> EXTRACTED TEXT:
This fine Austrian silver-gilt and enamel mounted carved rock crystal oval covered bowl on stand dates from circa 1880. It is richly decorated with classical figures, masks, scrolling foliage and bunches of grapes, on a pale turquoise ground, and the inside of the bowl and cover are similarly decorated. The cover continues one of the themes, with a grape cluster finial. The stem is designed as a faun – he is captured stepping over the base of a tree trunk and holds a large fish under each arm. At the time specialist enamel workshops were also in existence in France and England.

> SOURCE DATA:
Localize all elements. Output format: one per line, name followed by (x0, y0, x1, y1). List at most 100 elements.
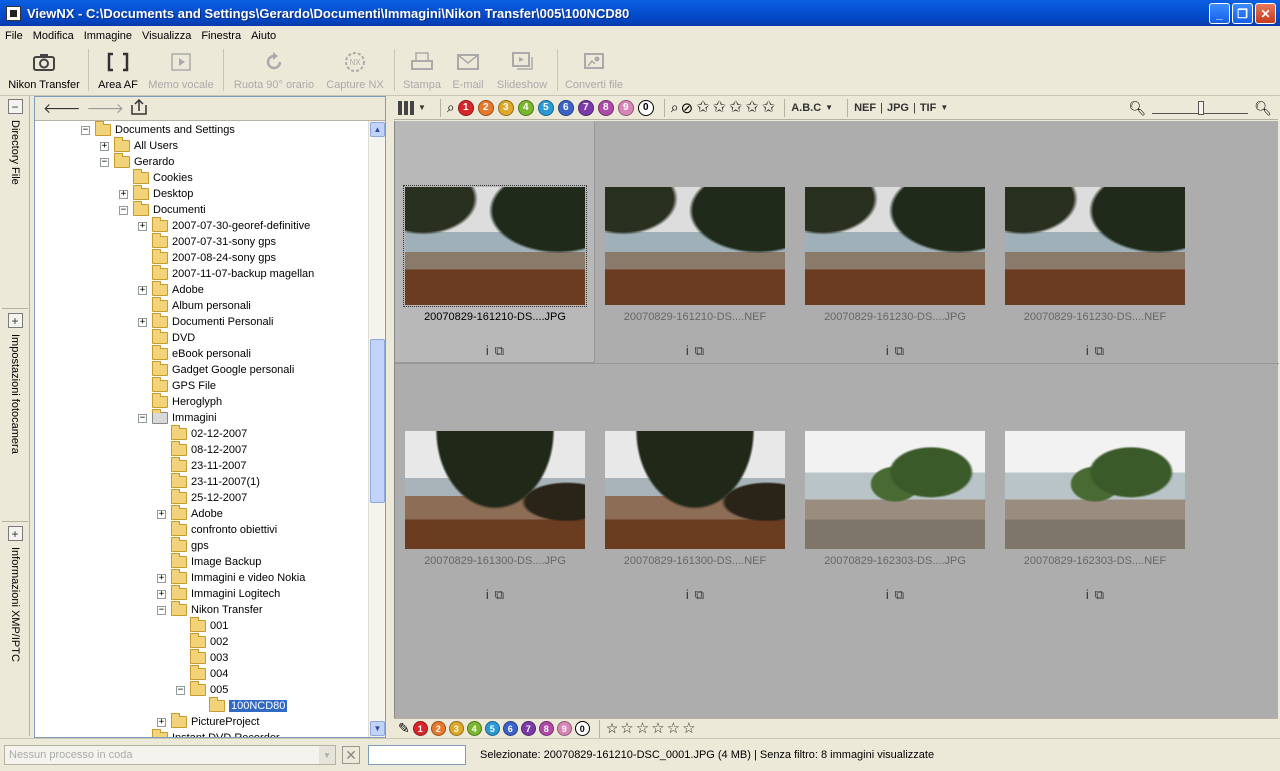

> WHAT TO DO:
In the description of the rock crystal covered bowl, what does the faun forming the stem hold under each arm?

> FULL SOLUTION:
A large fish.